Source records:
>> start

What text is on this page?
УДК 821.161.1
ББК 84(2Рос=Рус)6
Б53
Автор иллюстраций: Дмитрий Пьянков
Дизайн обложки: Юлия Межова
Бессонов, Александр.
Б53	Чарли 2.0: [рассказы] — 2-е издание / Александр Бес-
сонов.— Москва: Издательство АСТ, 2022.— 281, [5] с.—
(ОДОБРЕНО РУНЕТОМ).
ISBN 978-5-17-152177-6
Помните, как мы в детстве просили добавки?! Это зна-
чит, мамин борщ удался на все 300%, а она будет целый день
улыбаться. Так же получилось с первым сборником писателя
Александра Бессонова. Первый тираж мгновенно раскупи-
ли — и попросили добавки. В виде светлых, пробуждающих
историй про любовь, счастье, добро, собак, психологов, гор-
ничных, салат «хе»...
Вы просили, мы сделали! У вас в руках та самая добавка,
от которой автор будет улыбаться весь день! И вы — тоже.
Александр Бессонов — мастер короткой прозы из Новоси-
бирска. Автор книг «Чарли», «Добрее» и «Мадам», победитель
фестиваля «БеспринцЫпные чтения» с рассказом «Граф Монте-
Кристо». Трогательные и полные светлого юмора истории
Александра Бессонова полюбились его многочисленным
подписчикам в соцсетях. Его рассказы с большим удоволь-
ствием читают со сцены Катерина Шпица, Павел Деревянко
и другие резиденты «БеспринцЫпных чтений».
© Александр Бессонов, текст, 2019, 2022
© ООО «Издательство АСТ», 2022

>> end

TASK INSTRUCTIONS:
Reproduce the entries above in full by retyping them exactly.

REPLY TO THE EXERCISE:
What text is on this page?
УДК 821.161.1
ББК 84(2Рос=Рус)6
Б53
Автор иллюстраций: Дмитрий Пьянков
Дизайн обложки: Юлия Межова
Бессонов, Александр.
Б53	Чарли 2.0: [рассказы] — 2-е издание / Александр Бес-
сонов.— Москва: Издательство АСТ, 2022.— 281, [5] с.—
(ОДОБРЕНО РУНЕТОМ).
ISBN 978-5-17-152177-6
Помните, как мы в детстве просили добавки?! Это зна-
чит, мамин борщ удался на все 300%, а она будет целый день
улыбаться. Так же получилось с первым сборником писателя
Александра Бессонова. Первый тираж мгновенно раскупи-
ли — и попросили добавки. В виде светлых, пробуждающих
историй про любовь, счастье, добро, собак, психологов, гор-
ничных, салат «хе»...
Вы просили, мы сделали! У вас в руках та самая добавка,
от которой автор будет улыбаться весь день! И вы — тоже.
Александр Бессонов — мастер короткой прозы из Новоси-
бирска. Автор книг «Чарли», «Добрее» и «Мадам», победитель
фестиваля «БеспринцЫпные чтения» с рассказом «Граф Монте-
Кристо». Трогательные и полные светлого юмора истории
Александра Бессонова полюбились его многочисленным
подписчикам в соцсетях. Его рассказы с большим удоволь-
ствием читают со сцены Катерина Шпица, Павел Деревянко
и другие резиденты «БеспринцЫпных чтений».
© Александр Бессонов, текст, 2019, 2022
© ООО «Издательство АСТ», 2022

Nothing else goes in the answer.